WRITTEN PROBLEM:
Keep only the lines that hold the string "warning", filtering out the rest of the entries below.

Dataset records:
———
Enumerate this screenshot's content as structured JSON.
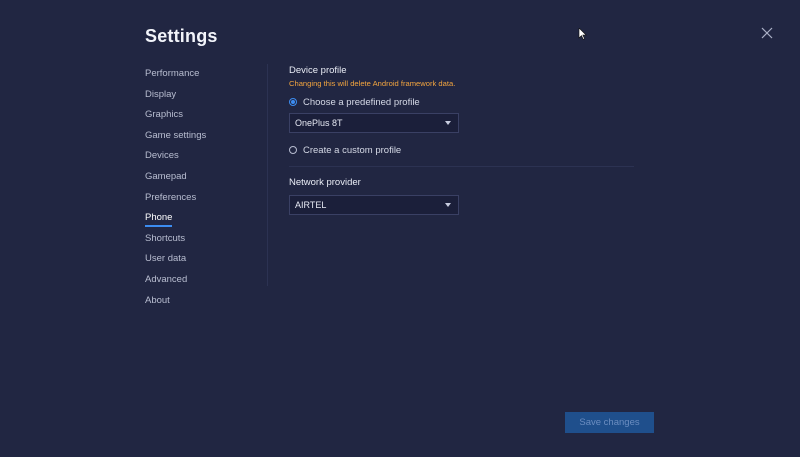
{
  "header": {
    "title": "Settings",
    "close_icon": "close-icon"
  },
  "sidebar": {
    "items": [
      {
        "label": "Performance"
      },
      {
        "label": "Display"
      },
      {
        "label": "Graphics"
      },
      {
        "label": "Game settings"
      },
      {
        "label": "Devices"
      },
      {
        "label": "Gamepad"
      },
      {
        "label": "Preferences"
      },
      {
        "label": "Phone",
        "active": true
      },
      {
        "label": "Shortcuts"
      },
      {
        "label": "User data"
      },
      {
        "label": "Advanced"
      },
      {
        "label": "About"
      }
    ]
  },
  "device_profile": {
    "title": "Device profile",
    "warning": "Changing this will delete Android framework data.",
    "option_predefined": "Choose a predefined profile",
    "predefined_selected": true,
    "profile_value": "OnePlus 8T",
    "option_custom": "Create a custom profile"
  },
  "network": {
    "title": "Network provider",
    "value": "AIRTEL"
  },
  "footer": {
    "save_label": "Save changes"
  },
  "colors": {
    "background": "#212642",
    "accent": "#3c8cf0",
    "warning": "#f3a53f",
    "button": "#1f4f8c"
  }
}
———
COMPLETE RESPONSE:
    "warning": "Changing this will delete Android framework data.",
    "warning": "#f3a53f",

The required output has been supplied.